## TASK DESCRIPTION
Give a verbatim copy of the lines below, minus the pictures.

## TASK INPUTS

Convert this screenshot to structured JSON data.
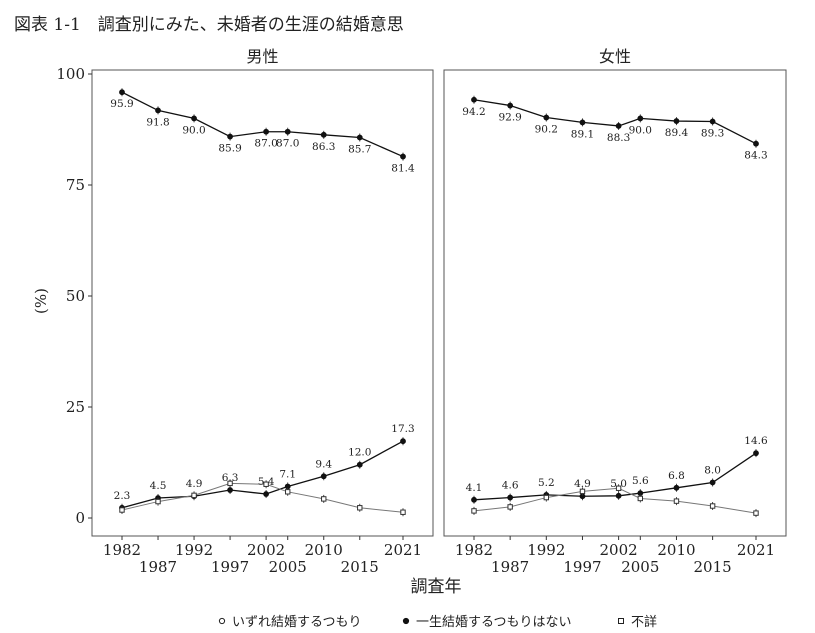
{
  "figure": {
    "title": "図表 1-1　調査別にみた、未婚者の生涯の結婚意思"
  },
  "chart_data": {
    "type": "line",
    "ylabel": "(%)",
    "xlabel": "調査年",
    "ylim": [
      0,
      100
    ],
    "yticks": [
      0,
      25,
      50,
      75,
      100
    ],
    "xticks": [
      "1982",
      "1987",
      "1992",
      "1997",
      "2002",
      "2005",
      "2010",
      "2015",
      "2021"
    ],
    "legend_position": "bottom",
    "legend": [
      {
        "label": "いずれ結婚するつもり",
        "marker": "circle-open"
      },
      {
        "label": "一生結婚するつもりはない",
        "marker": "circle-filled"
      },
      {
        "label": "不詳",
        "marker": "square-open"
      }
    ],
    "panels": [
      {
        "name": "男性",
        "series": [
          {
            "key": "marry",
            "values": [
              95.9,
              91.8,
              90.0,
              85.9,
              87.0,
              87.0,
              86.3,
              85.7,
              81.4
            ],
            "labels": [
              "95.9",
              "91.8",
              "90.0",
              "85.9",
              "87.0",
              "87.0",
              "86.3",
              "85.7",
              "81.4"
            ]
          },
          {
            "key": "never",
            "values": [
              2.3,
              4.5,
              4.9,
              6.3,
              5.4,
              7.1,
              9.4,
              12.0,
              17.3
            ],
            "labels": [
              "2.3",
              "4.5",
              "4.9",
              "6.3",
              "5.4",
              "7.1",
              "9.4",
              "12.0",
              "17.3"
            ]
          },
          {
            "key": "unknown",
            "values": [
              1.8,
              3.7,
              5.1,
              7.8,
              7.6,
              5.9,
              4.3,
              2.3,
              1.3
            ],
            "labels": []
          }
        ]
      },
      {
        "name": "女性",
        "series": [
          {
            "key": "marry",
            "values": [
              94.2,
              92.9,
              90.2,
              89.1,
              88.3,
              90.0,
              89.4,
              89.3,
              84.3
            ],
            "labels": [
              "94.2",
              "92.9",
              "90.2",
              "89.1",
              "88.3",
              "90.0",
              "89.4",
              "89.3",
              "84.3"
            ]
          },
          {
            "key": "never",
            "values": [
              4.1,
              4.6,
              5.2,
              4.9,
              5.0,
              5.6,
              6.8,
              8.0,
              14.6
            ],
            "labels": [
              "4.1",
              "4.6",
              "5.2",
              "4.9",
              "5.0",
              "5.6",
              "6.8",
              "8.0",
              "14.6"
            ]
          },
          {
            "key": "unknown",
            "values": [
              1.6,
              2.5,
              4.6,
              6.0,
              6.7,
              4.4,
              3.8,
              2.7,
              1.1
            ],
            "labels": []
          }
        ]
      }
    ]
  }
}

## WRITTEN REPLY
Convert this screenshot to structured JSON data.
{
  "figure": {
    "title": "図表 1-1　調査別にみた、未婚者の生涯の結婚意思"
  },
  "chart_data": {
    "type": "line",
    "ylabel": "(%)",
    "xlabel": "調査年",
    "ylim": [
      0,
      100
    ],
    "yticks": [
      0,
      25,
      50,
      75,
      100
    ],
    "xticks": [
      "1982",
      "1987",
      "1992",
      "1997",
      "2002",
      "2005",
      "2010",
      "2015",
      "2021"
    ],
    "legend_position": "bottom",
    "legend": [
      {
        "label": "いずれ結婚するつもり",
        "marker": "circle-open"
      },
      {
        "label": "一生結婚するつもりはない",
        "marker": "circle-filled"
      },
      {
        "label": "不詳",
        "marker": "square-open"
      }
    ],
    "panels": [
      {
        "name": "男性",
        "series": [
          {
            "key": "marry",
            "values": [
              95.9,
              91.8,
              90.0,
              85.9,
              87.0,
              87.0,
              86.3,
              85.7,
              81.4
            ],
            "labels": [
              "95.9",
              "91.8",
              "90.0",
              "85.9",
              "87.0",
              "87.0",
              "86.3",
              "85.7",
              "81.4"
            ]
          },
          {
            "key": "never",
            "values": [
              2.3,
              4.5,
              4.9,
              6.3,
              5.4,
              7.1,
              9.4,
              12.0,
              17.3
            ],
            "labels": [
              "2.3",
              "4.5",
              "4.9",
              "6.3",
              "5.4",
              "7.1",
              "9.4",
              "12.0",
              "17.3"
            ]
          },
          {
            "key": "unknown",
            "values": [
              1.8,
              3.7,
              5.1,
              7.8,
              7.6,
              5.9,
              4.3,
              2.3,
              1.3
            ],
            "labels": []
          }
        ]
      },
      {
        "name": "女性",
        "series": [
          {
            "key": "marry",
            "values": [
              94.2,
              92.9,
              90.2,
              89.1,
              88.3,
              90.0,
              89.4,
              89.3,
              84.3
            ],
            "labels": [
              "94.2",
              "92.9",
              "90.2",
              "89.1",
              "88.3",
              "90.0",
              "89.4",
              "89.3",
              "84.3"
            ]
          },
          {
            "key": "never",
            "values": [
              4.1,
              4.6,
              5.2,
              4.9,
              5.0,
              5.6,
              6.8,
              8.0,
              14.6
            ],
            "labels": [
              "4.1",
              "4.6",
              "5.2",
              "4.9",
              "5.0",
              "5.6",
              "6.8",
              "8.0",
              "14.6"
            ]
          },
          {
            "key": "unknown",
            "values": [
              1.6,
              2.5,
              4.6,
              6.0,
              6.7,
              4.4,
              3.8,
              2.7,
              1.1
            ],
            "labels": []
          }
        ]
      }
    ]
  }
}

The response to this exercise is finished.